A run of records
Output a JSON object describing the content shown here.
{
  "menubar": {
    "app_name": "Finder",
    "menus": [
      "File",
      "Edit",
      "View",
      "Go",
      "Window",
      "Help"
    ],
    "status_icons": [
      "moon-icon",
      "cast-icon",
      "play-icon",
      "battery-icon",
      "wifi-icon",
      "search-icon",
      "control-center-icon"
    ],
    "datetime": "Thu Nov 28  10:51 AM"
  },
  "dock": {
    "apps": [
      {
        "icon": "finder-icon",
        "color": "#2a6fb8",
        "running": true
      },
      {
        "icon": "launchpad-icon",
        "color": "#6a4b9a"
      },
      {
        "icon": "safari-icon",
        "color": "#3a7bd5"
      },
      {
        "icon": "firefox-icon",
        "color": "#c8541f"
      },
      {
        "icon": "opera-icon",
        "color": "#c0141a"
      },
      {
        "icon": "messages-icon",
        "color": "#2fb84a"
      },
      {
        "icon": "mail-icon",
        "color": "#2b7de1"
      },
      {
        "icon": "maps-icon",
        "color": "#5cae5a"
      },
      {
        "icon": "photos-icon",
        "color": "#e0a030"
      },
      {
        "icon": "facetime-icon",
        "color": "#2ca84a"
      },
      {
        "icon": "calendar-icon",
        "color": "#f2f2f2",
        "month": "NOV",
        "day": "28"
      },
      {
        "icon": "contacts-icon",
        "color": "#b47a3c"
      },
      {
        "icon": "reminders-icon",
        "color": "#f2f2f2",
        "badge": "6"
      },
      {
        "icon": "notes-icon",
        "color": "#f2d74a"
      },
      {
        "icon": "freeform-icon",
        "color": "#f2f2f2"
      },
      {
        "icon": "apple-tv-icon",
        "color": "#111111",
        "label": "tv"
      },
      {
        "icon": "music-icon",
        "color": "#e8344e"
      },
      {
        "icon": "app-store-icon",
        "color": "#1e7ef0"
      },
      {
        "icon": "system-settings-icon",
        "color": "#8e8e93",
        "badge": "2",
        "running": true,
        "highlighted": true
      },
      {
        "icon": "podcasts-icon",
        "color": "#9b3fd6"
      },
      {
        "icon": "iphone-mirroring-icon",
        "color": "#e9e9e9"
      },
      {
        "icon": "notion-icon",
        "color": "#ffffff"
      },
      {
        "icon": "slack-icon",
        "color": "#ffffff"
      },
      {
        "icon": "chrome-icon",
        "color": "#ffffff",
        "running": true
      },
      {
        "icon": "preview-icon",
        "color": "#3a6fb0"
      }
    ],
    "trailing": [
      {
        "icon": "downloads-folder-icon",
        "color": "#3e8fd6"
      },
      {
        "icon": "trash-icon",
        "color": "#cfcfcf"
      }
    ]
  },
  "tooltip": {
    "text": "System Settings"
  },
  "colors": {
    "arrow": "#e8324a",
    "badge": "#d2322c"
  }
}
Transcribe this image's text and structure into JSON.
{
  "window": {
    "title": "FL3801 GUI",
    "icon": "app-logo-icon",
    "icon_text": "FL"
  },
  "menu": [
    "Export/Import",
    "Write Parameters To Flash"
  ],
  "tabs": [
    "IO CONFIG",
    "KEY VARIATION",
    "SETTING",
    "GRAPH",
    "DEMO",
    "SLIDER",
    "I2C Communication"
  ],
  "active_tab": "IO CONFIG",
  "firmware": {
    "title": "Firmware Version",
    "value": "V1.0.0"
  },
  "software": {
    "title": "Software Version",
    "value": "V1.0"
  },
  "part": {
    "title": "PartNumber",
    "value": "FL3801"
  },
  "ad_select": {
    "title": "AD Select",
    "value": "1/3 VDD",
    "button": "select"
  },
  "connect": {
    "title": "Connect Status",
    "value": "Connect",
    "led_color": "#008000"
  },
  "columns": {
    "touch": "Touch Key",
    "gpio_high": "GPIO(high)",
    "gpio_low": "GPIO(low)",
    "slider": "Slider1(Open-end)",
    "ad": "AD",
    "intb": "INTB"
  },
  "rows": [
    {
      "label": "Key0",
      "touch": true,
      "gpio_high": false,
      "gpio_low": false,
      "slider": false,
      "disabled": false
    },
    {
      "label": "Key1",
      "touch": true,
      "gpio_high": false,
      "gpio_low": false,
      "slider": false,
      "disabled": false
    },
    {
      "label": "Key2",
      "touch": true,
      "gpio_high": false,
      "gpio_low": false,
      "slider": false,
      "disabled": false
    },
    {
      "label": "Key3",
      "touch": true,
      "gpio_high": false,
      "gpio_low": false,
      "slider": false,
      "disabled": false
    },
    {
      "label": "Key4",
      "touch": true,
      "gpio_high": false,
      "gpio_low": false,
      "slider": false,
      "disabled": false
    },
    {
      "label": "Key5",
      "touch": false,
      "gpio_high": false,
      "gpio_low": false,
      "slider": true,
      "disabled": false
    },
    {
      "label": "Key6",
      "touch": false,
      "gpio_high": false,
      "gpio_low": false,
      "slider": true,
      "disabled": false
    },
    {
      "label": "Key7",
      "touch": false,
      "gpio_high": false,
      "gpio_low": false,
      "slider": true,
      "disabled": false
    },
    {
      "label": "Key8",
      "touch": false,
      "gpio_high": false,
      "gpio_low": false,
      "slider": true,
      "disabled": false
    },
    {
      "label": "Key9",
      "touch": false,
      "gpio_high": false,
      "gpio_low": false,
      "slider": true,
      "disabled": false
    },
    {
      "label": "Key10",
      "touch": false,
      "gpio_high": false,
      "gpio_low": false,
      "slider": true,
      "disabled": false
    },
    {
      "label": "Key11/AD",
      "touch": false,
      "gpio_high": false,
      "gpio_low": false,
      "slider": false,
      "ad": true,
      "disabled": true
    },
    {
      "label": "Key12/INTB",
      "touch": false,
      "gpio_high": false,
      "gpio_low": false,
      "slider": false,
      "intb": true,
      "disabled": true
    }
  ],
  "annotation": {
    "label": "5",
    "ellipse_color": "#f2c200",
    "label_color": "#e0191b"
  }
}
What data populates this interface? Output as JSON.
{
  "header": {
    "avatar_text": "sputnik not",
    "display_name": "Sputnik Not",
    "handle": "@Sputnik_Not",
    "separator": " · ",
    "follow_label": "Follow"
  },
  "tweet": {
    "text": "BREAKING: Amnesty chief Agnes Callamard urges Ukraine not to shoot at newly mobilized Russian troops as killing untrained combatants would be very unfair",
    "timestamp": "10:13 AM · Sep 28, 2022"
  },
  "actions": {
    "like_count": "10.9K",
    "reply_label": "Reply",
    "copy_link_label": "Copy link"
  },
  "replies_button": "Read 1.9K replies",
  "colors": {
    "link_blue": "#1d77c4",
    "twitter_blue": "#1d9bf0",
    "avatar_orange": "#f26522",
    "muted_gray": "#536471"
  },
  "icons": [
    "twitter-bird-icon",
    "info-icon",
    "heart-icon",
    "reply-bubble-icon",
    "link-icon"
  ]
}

→ **Problem to work on**
Working from the material above, retype it in its entirety without change.

→ **Final result**
Output a JSON object describing the content shown here.
{
  "menubar": {
    "app_name": "Finder",
    "menus": [
      "File",
      "Edit",
      "View",
      "Go",
      "Window",
      "Help"
    ],
    "status_icons": [
      "moon-icon",
      "cast-icon",
      "play-icon",
      "battery-icon",
      "wifi-icon",
      "search-icon",
      "control-center-icon"
    ],
    "datetime": "Thu Nov 28  10:51 AM"
  },
  "dock": {
    "apps": [
      {
        "icon": "finder-icon",
        "color": "#2a6fb8",
        "running": true
      },
      {
        "icon": "launchpad-icon",
        "color": "#6a4b9a"
      },
      {
        "icon": "safari-icon",
        "color": "#3a7bd5"
      },
      {
        "icon": "firefox-icon",
        "color": "#c8541f"
      },
      {
        "icon": "opera-icon",
        "color": "#c0141a"
      },
      {
        "icon": "messages-icon",
        "color": "#2fb84a"
      },
      {
        "icon": "mail-icon",
        "color": "#2b7de1"
      },
      {
        "icon": "maps-icon",
        "color": "#5cae5a"
      },
      {
        "icon": "photos-icon",
        "color": "#e0a030"
      },
      {
        "icon": "facetime-icon",
        "color": "#2ca84a"
      },
      {
        "icon": "calendar-icon",
        "color": "#f2f2f2",
        "month": "NOV",
        "day": "28"
      },
      {
        "icon": "contacts-icon",
        "color": "#b47a3c"
      },
      {
        "icon": "reminders-icon",
        "color": "#f2f2f2",
        "badge": "6"
      },
      {
        "icon": "notes-icon",
        "color": "#f2d74a"
      },
      {
        "icon": "freeform-icon",
        "color": "#f2f2f2"
      },
      {
        "icon": "apple-tv-icon",
        "color": "#111111",
        "label": "tv"
      },
      {
        "icon": "music-icon",
        "color": "#e8344e"
      },
      {
        "icon": "app-store-icon",
        "color": "#1e7ef0"
      },
      {
        "icon": "system-settings-icon",
        "color": "#8e8e93",
        "badge": "2",
        "running": true,
        "highlighted": true
      },
      {
        "icon": "podcasts-icon",
        "color": "#9b3fd6"
      },
      {
        "icon": "iphone-mirroring-icon",
        "color": "#e9e9e9"
      },
      {
        "icon": "notion-icon",
        "color": "#ffffff"
      },
      {
        "icon": "slack-icon",
        "color": "#ffffff"
      },
      {
        "icon": "chrome-icon",
        "color": "#ffffff",
        "running": true
      },
      {
        "icon": "preview-icon",
        "color": "#3a6fb0"
      }
    ],
    "trailing": [
      {
        "icon": "downloads-folder-icon",
        "color": "#3e8fd6"
      },
      {
        "icon": "trash-icon",
        "color": "#cfcfcf"
      }
    ]
  },
  "tooltip": {
    "text": "System Settings"
  },
  "colors": {
    "arrow": "#e8324a",
    "badge": "#d2322c"
  }
}
Transcribe this image's text and structure into JSON.
{
  "window": {
    "title": "FL3801 GUI",
    "icon": "app-logo-icon",
    "icon_text": "FL"
  },
  "menu": [
    "Export/Import",
    "Write Parameters To Flash"
  ],
  "tabs": [
    "IO CONFIG",
    "KEY VARIATION",
    "SETTING",
    "GRAPH",
    "DEMO",
    "SLIDER",
    "I2C Communication"
  ],
  "active_tab": "IO CONFIG",
  "firmware": {
    "title": "Firmware Version",
    "value": "V1.0.0"
  },
  "software": {
    "title": "Software Version",
    "value": "V1.0"
  },
  "part": {
    "title": "PartNumber",
    "value": "FL3801"
  },
  "ad_select": {
    "title": "AD Select",
    "value": "1/3 VDD",
    "button": "select"
  },
  "connect": {
    "title": "Connect Status",
    "value": "Connect",
    "led_color": "#008000"
  },
  "columns": {
    "touch": "Touch Key",
    "gpio_high": "GPIO(high)",
    "gpio_low": "GPIO(low)",
    "slider": "Slider1(Open-end)",
    "ad": "AD",
    "intb": "INTB"
  },
  "rows": [
    {
      "label": "Key0",
      "touch": true,
      "gpio_high": false,
      "gpio_low": false,
      "slider": false,
      "disabled": false
    },
    {
      "label": "Key1",
      "touch": true,
      "gpio_high": false,
      "gpio_low": false,
      "slider": false,
      "disabled": false
    },
    {
      "label": "Key2",
      "touch": true,
      "gpio_high": false,
      "gpio_low": false,
      "slider": false,
      "disabled": false
    },
    {
      "label": "Key3",
      "touch": true,
      "gpio_high": false,
      "gpio_low": false,
      "slider": false,
      "disabled": false
    },
    {
      "label": "Key4",
      "touch": true,
      "gpio_high": false,
      "gpio_low": false,
      "slider": false,
      "disabled": false
    },
    {
      "label": "Key5",
      "touch": false,
      "gpio_high": false,
      "gpio_low": false,
      "slider": true,
      "disabled": false
    },
    {
      "label": "Key6",
      "touch": false,
      "gpio_high": false,
      "gpio_low": false,
      "slider": true,
      "disabled": false
    },
    {
      "label": "Key7",
      "touch": false,
      "gpio_high": false,
      "gpio_low": false,
      "slider": true,
      "disabled": false
    },
    {
      "label": "Key8",
      "touch": false,
      "gpio_high": false,
      "gpio_low": false,
      "slider": true,
      "disabled": false
    },
    {
      "label": "Key9",
      "touch": false,
      "gpio_high": false,
      "gpio_low": false,
      "slider": true,
      "disabled": false
    },
    {
      "label": "Key10",
      "touch": false,
      "gpio_high": false,
      "gpio_low": false,
      "slider": true,
      "disabled": false
    },
    {
      "label": "Key11/AD",
      "touch": false,
      "gpio_high": false,
      "gpio_low": false,
      "slider": false,
      "ad": true,
      "disabled": true
    },
    {
      "label": "Key12/INTB",
      "touch": false,
      "gpio_high": false,
      "gpio_low": false,
      "slider": false,
      "intb": true,
      "disabled": true
    }
  ],
  "annotation": {
    "label": "5",
    "ellipse_color": "#f2c200",
    "label_color": "#e0191b"
  }
}
What data populates this interface? Output as JSON.
{
  "header": {
    "avatar_text": "sputnik not",
    "display_name": "Sputnik Not",
    "handle": "@Sputnik_Not",
    "separator": " · ",
    "follow_label": "Follow"
  },
  "tweet": {
    "text": "BREAKING: Amnesty chief Agnes Callamard urges Ukraine not to shoot at newly mobilized Russian troops as killing untrained combatants would be very unfair",
    "timestamp": "10:13 AM · Sep 28, 2022"
  },
  "actions": {
    "like_count": "10.9K",
    "reply_label": "Reply",
    "copy_link_label": "Copy link"
  },
  "replies_button": "Read 1.9K replies",
  "colors": {
    "link_blue": "#1d77c4",
    "twitter_blue": "#1d9bf0",
    "avatar_orange": "#f26522",
    "muted_gray": "#536471"
  },
  "icons": [
    "twitter-bird-icon",
    "info-icon",
    "heart-icon",
    "reply-bubble-icon",
    "link-icon"
  ]
}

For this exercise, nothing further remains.